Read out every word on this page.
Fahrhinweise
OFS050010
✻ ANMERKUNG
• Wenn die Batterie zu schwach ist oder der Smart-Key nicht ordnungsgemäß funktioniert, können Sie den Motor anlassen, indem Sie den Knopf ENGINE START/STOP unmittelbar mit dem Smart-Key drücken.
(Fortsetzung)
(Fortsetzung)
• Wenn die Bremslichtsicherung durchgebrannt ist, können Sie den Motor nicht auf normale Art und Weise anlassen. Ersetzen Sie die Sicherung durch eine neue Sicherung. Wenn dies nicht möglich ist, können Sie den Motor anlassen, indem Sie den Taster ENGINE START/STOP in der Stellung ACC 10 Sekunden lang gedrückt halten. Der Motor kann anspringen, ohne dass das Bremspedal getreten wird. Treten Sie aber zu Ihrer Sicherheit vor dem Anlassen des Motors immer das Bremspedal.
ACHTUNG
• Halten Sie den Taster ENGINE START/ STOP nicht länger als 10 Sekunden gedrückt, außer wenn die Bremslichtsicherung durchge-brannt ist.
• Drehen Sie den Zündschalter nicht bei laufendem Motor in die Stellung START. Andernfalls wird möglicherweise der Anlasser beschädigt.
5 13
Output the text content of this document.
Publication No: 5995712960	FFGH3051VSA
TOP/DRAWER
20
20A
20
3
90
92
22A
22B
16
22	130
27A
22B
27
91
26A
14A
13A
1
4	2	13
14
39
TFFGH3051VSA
■ ■ ■ ■ ■
What is needed: Set down all of the entries exactly, please.

Result of this exercise:
Read out every word on this page.
Fahrhinweise
OFS050010
✻ ANMERKUNG
• Wenn die Batterie zu schwach ist oder der Smart-Key nicht ordnungsgemäß funktioniert, können Sie den Motor anlassen, indem Sie den Knopf ENGINE START/STOP unmittelbar mit dem Smart-Key drücken.
(Fortsetzung)
(Fortsetzung)
• Wenn die Bremslichtsicherung durchgebrannt ist, können Sie den Motor nicht auf normale Art und Weise anlassen. Ersetzen Sie die Sicherung durch eine neue Sicherung. Wenn dies nicht möglich ist, können Sie den Motor anlassen, indem Sie den Taster ENGINE START/STOP in der Stellung ACC 10 Sekunden lang gedrückt halten. Der Motor kann anspringen, ohne dass das Bremspedal getreten wird. Treten Sie aber zu Ihrer Sicherheit vor dem Anlassen des Motors immer das Bremspedal.
ACHTUNG
• Halten Sie den Taster ENGINE START/ STOP nicht länger als 10 Sekunden gedrückt, außer wenn die Bremslichtsicherung durchge-brannt ist.
• Drehen Sie den Zündschalter nicht bei laufendem Motor in die Stellung START. Andernfalls wird möglicherweise der Anlasser beschädigt.
5 13
Output the text content of this document.
Publication No: 5995712960	FFGH3051VSA
TOP/DRAWER
20
20A
20
3
90
92
22A
22B
16
22	130
27A
22B
27
91
26A
14A
13A
1
4	2	13
14
39
TFFGH3051VSA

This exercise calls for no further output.